Stored data
────────────────────

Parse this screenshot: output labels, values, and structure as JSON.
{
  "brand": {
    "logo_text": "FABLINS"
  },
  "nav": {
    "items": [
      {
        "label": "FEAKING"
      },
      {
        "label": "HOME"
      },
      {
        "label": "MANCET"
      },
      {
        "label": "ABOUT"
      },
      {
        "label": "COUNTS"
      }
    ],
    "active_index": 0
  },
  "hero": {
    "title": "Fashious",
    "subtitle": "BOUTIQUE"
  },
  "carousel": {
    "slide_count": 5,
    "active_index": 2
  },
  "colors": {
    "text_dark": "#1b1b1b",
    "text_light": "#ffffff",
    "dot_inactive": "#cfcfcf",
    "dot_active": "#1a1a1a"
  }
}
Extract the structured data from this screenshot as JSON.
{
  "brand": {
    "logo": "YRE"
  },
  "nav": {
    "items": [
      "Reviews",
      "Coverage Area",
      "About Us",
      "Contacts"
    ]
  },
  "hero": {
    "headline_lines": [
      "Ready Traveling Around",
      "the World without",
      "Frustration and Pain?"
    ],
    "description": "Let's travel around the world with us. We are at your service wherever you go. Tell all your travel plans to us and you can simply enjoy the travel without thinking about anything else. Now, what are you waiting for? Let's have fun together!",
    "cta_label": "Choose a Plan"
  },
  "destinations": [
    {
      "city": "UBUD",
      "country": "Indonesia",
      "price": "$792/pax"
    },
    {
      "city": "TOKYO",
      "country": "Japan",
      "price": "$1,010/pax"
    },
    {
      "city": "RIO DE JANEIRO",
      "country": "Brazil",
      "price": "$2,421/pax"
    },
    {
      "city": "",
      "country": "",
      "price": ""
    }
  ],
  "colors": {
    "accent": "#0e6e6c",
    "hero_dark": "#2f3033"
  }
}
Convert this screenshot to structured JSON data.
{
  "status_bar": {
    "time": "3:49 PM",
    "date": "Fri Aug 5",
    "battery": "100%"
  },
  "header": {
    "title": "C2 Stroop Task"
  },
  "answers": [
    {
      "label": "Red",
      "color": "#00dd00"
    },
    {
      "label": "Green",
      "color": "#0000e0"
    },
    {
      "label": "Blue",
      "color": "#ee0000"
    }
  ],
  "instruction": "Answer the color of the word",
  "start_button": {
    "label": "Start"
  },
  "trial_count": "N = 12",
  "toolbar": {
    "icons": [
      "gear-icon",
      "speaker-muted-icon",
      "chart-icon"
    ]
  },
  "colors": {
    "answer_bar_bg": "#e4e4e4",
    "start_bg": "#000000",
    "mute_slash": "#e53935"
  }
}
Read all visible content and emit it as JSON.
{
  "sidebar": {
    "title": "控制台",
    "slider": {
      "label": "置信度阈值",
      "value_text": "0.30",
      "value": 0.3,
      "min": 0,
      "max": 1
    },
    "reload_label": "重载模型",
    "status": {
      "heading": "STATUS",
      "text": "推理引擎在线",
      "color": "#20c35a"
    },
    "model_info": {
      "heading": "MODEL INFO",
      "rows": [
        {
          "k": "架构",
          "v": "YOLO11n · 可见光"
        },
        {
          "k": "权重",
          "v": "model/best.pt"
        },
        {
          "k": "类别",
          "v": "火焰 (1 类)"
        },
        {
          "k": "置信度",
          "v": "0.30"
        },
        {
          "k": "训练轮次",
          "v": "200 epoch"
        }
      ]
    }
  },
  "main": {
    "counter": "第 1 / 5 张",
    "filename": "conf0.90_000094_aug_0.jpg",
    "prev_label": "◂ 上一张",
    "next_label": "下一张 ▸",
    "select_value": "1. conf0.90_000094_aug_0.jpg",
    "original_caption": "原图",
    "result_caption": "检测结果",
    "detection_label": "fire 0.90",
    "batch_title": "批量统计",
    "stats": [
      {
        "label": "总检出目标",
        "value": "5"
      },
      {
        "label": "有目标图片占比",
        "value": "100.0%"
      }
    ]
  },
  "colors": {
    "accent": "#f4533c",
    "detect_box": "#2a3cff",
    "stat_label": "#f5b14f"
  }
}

────────────────────

**Task goal:** Would you reproduce all the entries exactly?

**The output:**
Parse this screenshot: output labels, values, and structure as JSON.
{
  "brand": {
    "logo_text": "FABLINS"
  },
  "nav": {
    "items": [
      {
        "label": "FEAKING"
      },
      {
        "label": "HOME"
      },
      {
        "label": "MANCET"
      },
      {
        "label": "ABOUT"
      },
      {
        "label": "COUNTS"
      }
    ],
    "active_index": 0
  },
  "hero": {
    "title": "Fashious",
    "subtitle": "BOUTIQUE"
  },
  "carousel": {
    "slide_count": 5,
    "active_index": 2
  },
  "colors": {
    "text_dark": "#1b1b1b",
    "text_light": "#ffffff",
    "dot_inactive": "#cfcfcf",
    "dot_active": "#1a1a1a"
  }
}
Extract the structured data from this screenshot as JSON.
{
  "brand": {
    "logo": "YRE"
  },
  "nav": {
    "items": [
      "Reviews",
      "Coverage Area",
      "About Us",
      "Contacts"
    ]
  },
  "hero": {
    "headline_lines": [
      "Ready Traveling Around",
      "the World without",
      "Frustration and Pain?"
    ],
    "description": "Let's travel around the world with us. We are at your service wherever you go. Tell all your travel plans to us and you can simply enjoy the travel without thinking about anything else. Now, what are you waiting for? Let's have fun together!",
    "cta_label": "Choose a Plan"
  },
  "destinations": [
    {
      "city": "UBUD",
      "country": "Indonesia",
      "price": "$792/pax"
    },
    {
      "city": "TOKYO",
      "country": "Japan",
      "price": "$1,010/pax"
    },
    {
      "city": "RIO DE JANEIRO",
      "country": "Brazil",
      "price": "$2,421/pax"
    },
    {
      "city": "",
      "country": "",
      "price": ""
    }
  ],
  "colors": {
    "accent": "#0e6e6c",
    "hero_dark": "#2f3033"
  }
}
Convert this screenshot to structured JSON data.
{
  "status_bar": {
    "time": "3:49 PM",
    "date": "Fri Aug 5",
    "battery": "100%"
  },
  "header": {
    "title": "C2 Stroop Task"
  },
  "answers": [
    {
      "label": "Red",
      "color": "#00dd00"
    },
    {
      "label": "Green",
      "color": "#0000e0"
    },
    {
      "label": "Blue",
      "color": "#ee0000"
    }
  ],
  "instruction": "Answer the color of the word",
  "start_button": {
    "label": "Start"
  },
  "trial_count": "N = 12",
  "toolbar": {
    "icons": [
      "gear-icon",
      "speaker-muted-icon",
      "chart-icon"
    ]
  },
  "colors": {
    "answer_bar_bg": "#e4e4e4",
    "start_bg": "#000000",
    "mute_slash": "#e53935"
  }
}
Read all visible content and emit it as JSON.
{
  "sidebar": {
    "title": "控制台",
    "slider": {
      "label": "置信度阈值",
      "value_text": "0.30",
      "value": 0.3,
      "min": 0,
      "max": 1
    },
    "reload_label": "重载模型",
    "status": {
      "heading": "STATUS",
      "text": "推理引擎在线",
      "color": "#20c35a"
    },
    "model_info": {
      "heading": "MODEL INFO",
      "rows": [
        {
          "k": "架构",
          "v": "YOLO11n · 可见光"
        },
        {
          "k": "权重",
          "v": "model/best.pt"
        },
        {
          "k": "类别",
          "v": "火焰 (1 类)"
        },
        {
          "k": "置信度",
          "v": "0.30"
        },
        {
          "k": "训练轮次",
          "v": "200 epoch"
        }
      ]
    }
  },
  "main": {
    "counter": "第 1 / 5 张",
    "filename": "conf0.90_000094_aug_0.jpg",
    "prev_label": "◂ 上一张",
    "next_label": "下一张 ▸",
    "select_value": "1. conf0.90_000094_aug_0.jpg",
    "original_caption": "原图",
    "result_caption": "检测结果",
    "detection_label": "fire 0.90",
    "batch_title": "批量统计",
    "stats": [
      {
        "label": "总检出目标",
        "value": "5"
      },
      {
        "label": "有目标图片占比",
        "value": "100.0%"
      }
    ]
  },
  "colors": {
    "accent": "#f4533c",
    "detect_box": "#2a3cff",
    "stat_label": "#f5b14f"
  }
}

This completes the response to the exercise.